» **Required work**: Each entry here needs to be set down again exactly, please; pictures are left out.
▬▬▬▬▬▬▬▬▬▬
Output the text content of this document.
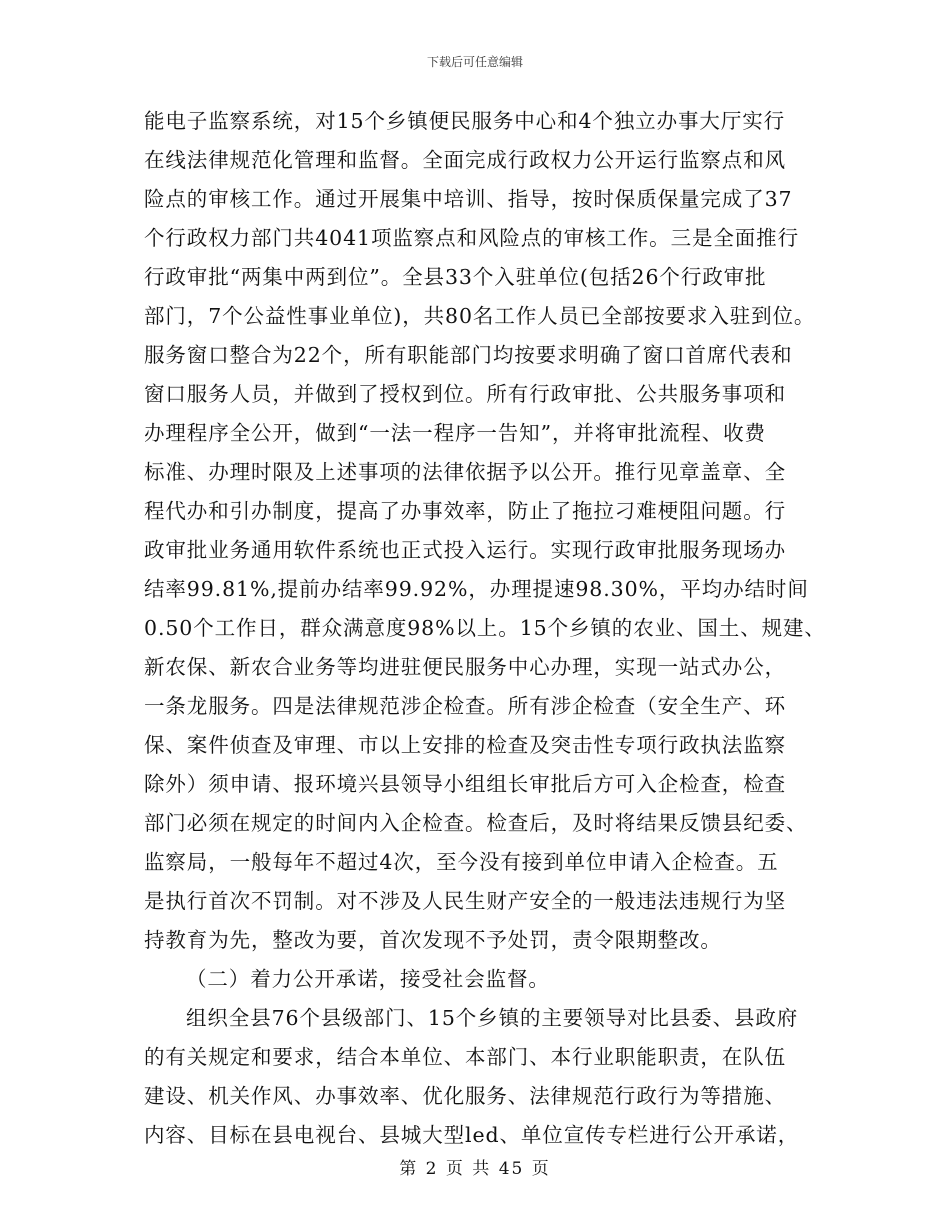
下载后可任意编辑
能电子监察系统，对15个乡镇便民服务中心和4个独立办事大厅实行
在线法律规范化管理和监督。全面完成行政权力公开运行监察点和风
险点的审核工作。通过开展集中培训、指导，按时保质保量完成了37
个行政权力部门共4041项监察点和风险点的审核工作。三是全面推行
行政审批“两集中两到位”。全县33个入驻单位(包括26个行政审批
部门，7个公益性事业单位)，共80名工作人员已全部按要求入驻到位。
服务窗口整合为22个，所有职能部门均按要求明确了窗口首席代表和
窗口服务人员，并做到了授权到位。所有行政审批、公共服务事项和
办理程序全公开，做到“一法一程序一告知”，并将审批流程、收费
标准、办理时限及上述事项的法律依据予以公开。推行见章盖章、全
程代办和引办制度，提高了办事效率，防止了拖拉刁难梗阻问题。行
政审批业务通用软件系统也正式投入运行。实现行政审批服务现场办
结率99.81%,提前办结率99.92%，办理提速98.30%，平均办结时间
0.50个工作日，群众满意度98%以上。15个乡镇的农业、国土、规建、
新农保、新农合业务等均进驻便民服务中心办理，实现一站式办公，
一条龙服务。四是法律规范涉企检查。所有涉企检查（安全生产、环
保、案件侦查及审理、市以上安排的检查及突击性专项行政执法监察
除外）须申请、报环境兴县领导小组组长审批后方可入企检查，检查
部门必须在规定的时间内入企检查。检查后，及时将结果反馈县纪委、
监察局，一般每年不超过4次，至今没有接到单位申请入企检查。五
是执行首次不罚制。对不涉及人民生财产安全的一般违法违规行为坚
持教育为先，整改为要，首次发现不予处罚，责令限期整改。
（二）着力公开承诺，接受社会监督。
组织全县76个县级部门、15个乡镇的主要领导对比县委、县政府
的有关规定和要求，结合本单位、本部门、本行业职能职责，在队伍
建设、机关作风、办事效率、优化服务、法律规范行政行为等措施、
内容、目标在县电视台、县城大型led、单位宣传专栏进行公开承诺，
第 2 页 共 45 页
▬▬▬▬▬▬▬▬▬▬
» **Result of this exercise**:
Output the text content of this document.
下载后可任意编辑
能电子监察系统，对15个乡镇便民服务中心和4个独立办事大厅实行
在线法律规范化管理和监督。全面完成行政权力公开运行监察点和风
险点的审核工作。通过开展集中培训、指导，按时保质保量完成了37
个行政权力部门共4041项监察点和风险点的审核工作。三是全面推行
行政审批“两集中两到位”。全县33个入驻单位(包括26个行政审批
部门，7个公益性事业单位)，共80名工作人员已全部按要求入驻到位。
服务窗口整合为22个，所有职能部门均按要求明确了窗口首席代表和
窗口服务人员，并做到了授权到位。所有行政审批、公共服务事项和
办理程序全公开，做到“一法一程序一告知”，并将审批流程、收费
标准、办理时限及上述事项的法律依据予以公开。推行见章盖章、全
程代办和引办制度，提高了办事效率，防止了拖拉刁难梗阻问题。行
政审批业务通用软件系统也正式投入运行。实现行政审批服务现场办
结率99.81%,提前办结率99.92%，办理提速98.30%，平均办结时间
0.50个工作日，群众满意度98%以上。15个乡镇的农业、国土、规建、
新农保、新农合业务等均进驻便民服务中心办理，实现一站式办公，
一条龙服务。四是法律规范涉企检查。所有涉企检查（安全生产、环
保、案件侦查及审理、市以上安排的检查及突击性专项行政执法监察
除外）须申请、报环境兴县领导小组组长审批后方可入企检查，检查
部门必须在规定的时间内入企检查。检查后，及时将结果反馈县纪委、
监察局，一般每年不超过4次，至今没有接到单位申请入企检查。五
是执行首次不罚制。对不涉及人民生财产安全的一般违法违规行为坚
持教育为先，整改为要，首次发现不予处罚，责令限期整改。
（二）着力公开承诺，接受社会监督。
组织全县76个县级部门、15个乡镇的主要领导对比县委、县政府
的有关规定和要求，结合本单位、本部门、本行业职能职责，在队伍
建设、机关作风、办事效率、优化服务、法律规范行政行为等措施、
内容、目标在县电视台、县城大型led、单位宣传专栏进行公开承诺，
第 2 页 共 45 页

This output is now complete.